* begin GIVEN INFORMATION *

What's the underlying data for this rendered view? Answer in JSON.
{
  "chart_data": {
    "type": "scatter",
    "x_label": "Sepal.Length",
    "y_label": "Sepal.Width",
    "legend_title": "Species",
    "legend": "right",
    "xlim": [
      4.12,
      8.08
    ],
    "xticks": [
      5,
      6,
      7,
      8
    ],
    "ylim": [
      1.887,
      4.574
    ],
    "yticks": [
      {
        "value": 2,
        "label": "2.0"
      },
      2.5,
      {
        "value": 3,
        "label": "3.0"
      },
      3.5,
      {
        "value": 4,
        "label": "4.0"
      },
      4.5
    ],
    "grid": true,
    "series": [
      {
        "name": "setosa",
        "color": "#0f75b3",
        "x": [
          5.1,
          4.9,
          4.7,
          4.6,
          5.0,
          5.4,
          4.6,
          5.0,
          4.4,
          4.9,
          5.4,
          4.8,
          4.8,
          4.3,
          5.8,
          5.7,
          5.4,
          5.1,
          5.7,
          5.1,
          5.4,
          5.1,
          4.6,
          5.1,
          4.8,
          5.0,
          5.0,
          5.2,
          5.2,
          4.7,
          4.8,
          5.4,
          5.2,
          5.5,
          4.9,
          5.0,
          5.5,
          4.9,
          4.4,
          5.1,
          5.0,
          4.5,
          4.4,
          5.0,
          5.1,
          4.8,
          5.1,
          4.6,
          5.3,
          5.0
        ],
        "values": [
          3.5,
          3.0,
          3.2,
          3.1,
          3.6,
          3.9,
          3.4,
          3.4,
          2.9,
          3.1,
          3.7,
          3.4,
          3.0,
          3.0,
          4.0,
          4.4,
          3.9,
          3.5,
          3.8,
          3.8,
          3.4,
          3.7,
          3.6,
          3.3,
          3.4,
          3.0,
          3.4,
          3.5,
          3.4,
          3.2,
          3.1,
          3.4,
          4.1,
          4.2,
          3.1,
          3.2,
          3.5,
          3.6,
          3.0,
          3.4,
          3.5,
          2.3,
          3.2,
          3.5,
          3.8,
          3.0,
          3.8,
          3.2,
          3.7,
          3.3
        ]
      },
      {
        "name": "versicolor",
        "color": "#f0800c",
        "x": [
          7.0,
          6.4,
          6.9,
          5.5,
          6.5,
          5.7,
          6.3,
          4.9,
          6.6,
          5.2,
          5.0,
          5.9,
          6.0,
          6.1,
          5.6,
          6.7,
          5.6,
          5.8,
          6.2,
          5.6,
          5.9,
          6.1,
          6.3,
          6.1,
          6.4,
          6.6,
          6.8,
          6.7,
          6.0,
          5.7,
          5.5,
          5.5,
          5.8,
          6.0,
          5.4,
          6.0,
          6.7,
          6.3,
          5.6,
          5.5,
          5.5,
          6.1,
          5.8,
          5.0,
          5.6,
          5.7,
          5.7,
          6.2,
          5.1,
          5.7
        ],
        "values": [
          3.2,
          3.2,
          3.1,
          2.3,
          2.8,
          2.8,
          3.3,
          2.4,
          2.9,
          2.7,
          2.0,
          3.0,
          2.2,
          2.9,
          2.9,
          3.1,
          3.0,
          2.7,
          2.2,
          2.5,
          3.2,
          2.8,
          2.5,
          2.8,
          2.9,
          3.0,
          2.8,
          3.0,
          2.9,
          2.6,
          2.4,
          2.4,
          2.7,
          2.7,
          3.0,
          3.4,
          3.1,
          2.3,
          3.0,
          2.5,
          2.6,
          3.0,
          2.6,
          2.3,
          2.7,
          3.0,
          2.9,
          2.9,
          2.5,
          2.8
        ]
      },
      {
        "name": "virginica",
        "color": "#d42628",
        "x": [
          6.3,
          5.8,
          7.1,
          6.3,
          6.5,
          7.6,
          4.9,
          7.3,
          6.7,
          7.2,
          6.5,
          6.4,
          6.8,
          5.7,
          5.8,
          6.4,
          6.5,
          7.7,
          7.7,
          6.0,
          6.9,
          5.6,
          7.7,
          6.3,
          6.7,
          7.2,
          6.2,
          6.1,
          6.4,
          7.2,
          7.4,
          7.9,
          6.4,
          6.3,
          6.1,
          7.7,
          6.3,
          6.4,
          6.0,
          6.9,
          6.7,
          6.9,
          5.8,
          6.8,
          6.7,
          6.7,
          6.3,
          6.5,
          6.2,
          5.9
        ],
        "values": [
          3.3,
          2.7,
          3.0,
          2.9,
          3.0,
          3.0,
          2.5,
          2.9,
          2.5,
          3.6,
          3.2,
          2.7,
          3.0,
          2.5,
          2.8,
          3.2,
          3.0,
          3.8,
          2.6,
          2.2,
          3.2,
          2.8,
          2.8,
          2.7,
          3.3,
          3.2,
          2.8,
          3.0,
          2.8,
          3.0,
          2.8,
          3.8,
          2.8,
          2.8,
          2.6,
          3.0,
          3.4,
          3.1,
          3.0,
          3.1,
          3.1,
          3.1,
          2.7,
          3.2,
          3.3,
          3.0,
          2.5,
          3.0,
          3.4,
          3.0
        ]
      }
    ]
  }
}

* end GIVEN INFORMATION *

**DIRECTION**
Output the entries exactly.

**TASK SOLUTION**
What's the underlying data for this rendered view? Answer in JSON.
{
  "chart_data": {
    "type": "scatter",
    "x_label": "Sepal.Length",
    "y_label": "Sepal.Width",
    "legend_title": "Species",
    "legend": "right",
    "xlim": [
      4.12,
      8.08
    ],
    "xticks": [
      5,
      6,
      7,
      8
    ],
    "ylim": [
      1.887,
      4.574
    ],
    "yticks": [
      {
        "value": 2,
        "label": "2.0"
      },
      2.5,
      {
        "value": 3,
        "label": "3.0"
      },
      3.5,
      {
        "value": 4,
        "label": "4.0"
      },
      4.5
    ],
    "grid": true,
    "series": [
      {
        "name": "setosa",
        "color": "#0f75b3",
        "x": [
          5.1,
          4.9,
          4.7,
          4.6,
          5.0,
          5.4,
          4.6,
          5.0,
          4.4,
          4.9,
          5.4,
          4.8,
          4.8,
          4.3,
          5.8,
          5.7,
          5.4,
          5.1,
          5.7,
          5.1,
          5.4,
          5.1,
          4.6,
          5.1,
          4.8,
          5.0,
          5.0,
          5.2,
          5.2,
          4.7,
          4.8,
          5.4,
          5.2,
          5.5,
          4.9,
          5.0,
          5.5,
          4.9,
          4.4,
          5.1,
          5.0,
          4.5,
          4.4,
          5.0,
          5.1,
          4.8,
          5.1,
          4.6,
          5.3,
          5.0
        ],
        "values": [
          3.5,
          3.0,
          3.2,
          3.1,
          3.6,
          3.9,
          3.4,
          3.4,
          2.9,
          3.1,
          3.7,
          3.4,
          3.0,
          3.0,
          4.0,
          4.4,
          3.9,
          3.5,
          3.8,
          3.8,
          3.4,
          3.7,
          3.6,
          3.3,
          3.4,
          3.0,
          3.4,
          3.5,
          3.4,
          3.2,
          3.1,
          3.4,
          4.1,
          4.2,
          3.1,
          3.2,
          3.5,
          3.6,
          3.0,
          3.4,
          3.5,
          2.3,
          3.2,
          3.5,
          3.8,
          3.0,
          3.8,
          3.2,
          3.7,
          3.3
        ]
      },
      {
        "name": "versicolor",
        "color": "#f0800c",
        "x": [
          7.0,
          6.4,
          6.9,
          5.5,
          6.5,
          5.7,
          6.3,
          4.9,
          6.6,
          5.2,
          5.0,
          5.9,
          6.0,
          6.1,
          5.6,
          6.7,
          5.6,
          5.8,
          6.2,
          5.6,
          5.9,
          6.1,
          6.3,
          6.1,
          6.4,
          6.6,
          6.8,
          6.7,
          6.0,
          5.7,
          5.5,
          5.5,
          5.8,
          6.0,
          5.4,
          6.0,
          6.7,
          6.3,
          5.6,
          5.5,
          5.5,
          6.1,
          5.8,
          5.0,
          5.6,
          5.7,
          5.7,
          6.2,
          5.1,
          5.7
        ],
        "values": [
          3.2,
          3.2,
          3.1,
          2.3,
          2.8,
          2.8,
          3.3,
          2.4,
          2.9,
          2.7,
          2.0,
          3.0,
          2.2,
          2.9,
          2.9,
          3.1,
          3.0,
          2.7,
          2.2,
          2.5,
          3.2,
          2.8,
          2.5,
          2.8,
          2.9,
          3.0,
          2.8,
          3.0,
          2.9,
          2.6,
          2.4,
          2.4,
          2.7,
          2.7,
          3.0,
          3.4,
          3.1,
          2.3,
          3.0,
          2.5,
          2.6,
          3.0,
          2.6,
          2.3,
          2.7,
          3.0,
          2.9,
          2.9,
          2.5,
          2.8
        ]
      },
      {
        "name": "virginica",
        "color": "#d42628",
        "x": [
          6.3,
          5.8,
          7.1,
          6.3,
          6.5,
          7.6,
          4.9,
          7.3,
          6.7,
          7.2,
          6.5,
          6.4,
          6.8,
          5.7,
          5.8,
          6.4,
          6.5,
          7.7,
          7.7,
          6.0,
          6.9,
          5.6,
          7.7,
          6.3,
          6.7,
          7.2,
          6.2,
          6.1,
          6.4,
          7.2,
          7.4,
          7.9,
          6.4,
          6.3,
          6.1,
          7.7,
          6.3,
          6.4,
          6.0,
          6.9,
          6.7,
          6.9,
          5.8,
          6.8,
          6.7,
          6.7,
          6.3,
          6.5,
          6.2,
          5.9
        ],
        "values": [
          3.3,
          2.7,
          3.0,
          2.9,
          3.0,
          3.0,
          2.5,
          2.9,
          2.5,
          3.6,
          3.2,
          2.7,
          3.0,
          2.5,
          2.8,
          3.2,
          3.0,
          3.8,
          2.6,
          2.2,
          3.2,
          2.8,
          2.8,
          2.7,
          3.3,
          3.2,
          2.8,
          3.0,
          2.8,
          3.0,
          2.8,
          3.8,
          2.8,
          2.8,
          2.6,
          3.0,
          3.4,
          3.1,
          3.0,
          3.1,
          3.1,
          3.1,
          2.7,
          3.2,
          3.3,
          3.0,
          2.5,
          3.0,
          3.4,
          3.0
        ]
      }
    ]
  }
}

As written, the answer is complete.